▸ WORK ORDER
Make an exact copy of the entries below and leave any picture out of it.

==============================

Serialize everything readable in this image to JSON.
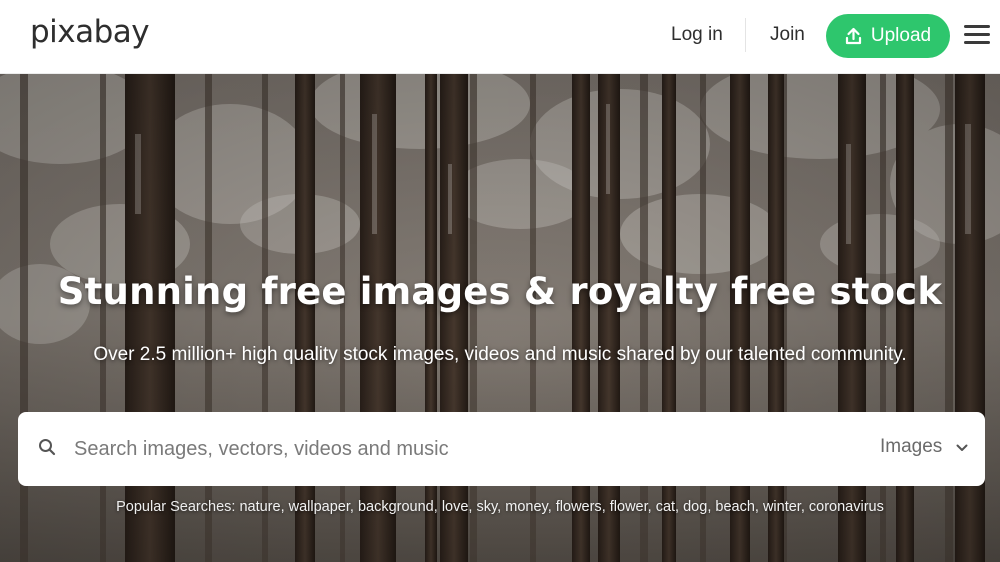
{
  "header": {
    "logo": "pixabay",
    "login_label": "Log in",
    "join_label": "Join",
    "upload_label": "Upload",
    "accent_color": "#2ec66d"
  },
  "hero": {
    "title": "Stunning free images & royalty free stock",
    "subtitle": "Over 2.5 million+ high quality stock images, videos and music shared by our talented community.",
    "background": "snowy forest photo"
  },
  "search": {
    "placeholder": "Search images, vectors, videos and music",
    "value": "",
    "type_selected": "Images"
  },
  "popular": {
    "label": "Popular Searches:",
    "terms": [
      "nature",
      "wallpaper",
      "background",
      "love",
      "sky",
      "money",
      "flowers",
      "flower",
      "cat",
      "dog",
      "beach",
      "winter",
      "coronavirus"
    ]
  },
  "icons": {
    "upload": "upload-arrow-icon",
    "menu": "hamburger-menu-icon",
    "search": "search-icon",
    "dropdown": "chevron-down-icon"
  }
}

==============================

▸ ANSWER BOX
Serialize everything readable in this image to JSON.
{
  "header": {
    "logo": "pixabay",
    "login_label": "Log in",
    "join_label": "Join",
    "upload_label": "Upload",
    "accent_color": "#2ec66d"
  },
  "hero": {
    "title": "Stunning free images & royalty free stock",
    "subtitle": "Over 2.5 million+ high quality stock images, videos and music shared by our talented community.",
    "background": "snowy forest photo"
  },
  "search": {
    "placeholder": "Search images, vectors, videos and music",
    "value": "",
    "type_selected": "Images"
  },
  "popular": {
    "label": "Popular Searches:",
    "terms": [
      "nature",
      "wallpaper",
      "background",
      "love",
      "sky",
      "money",
      "flowers",
      "flower",
      "cat",
      "dog",
      "beach",
      "winter",
      "coronavirus"
    ]
  },
  "icons": {
    "upload": "upload-arrow-icon",
    "menu": "hamburger-menu-icon",
    "search": "search-icon",
    "dropdown": "chevron-down-icon"
  }
}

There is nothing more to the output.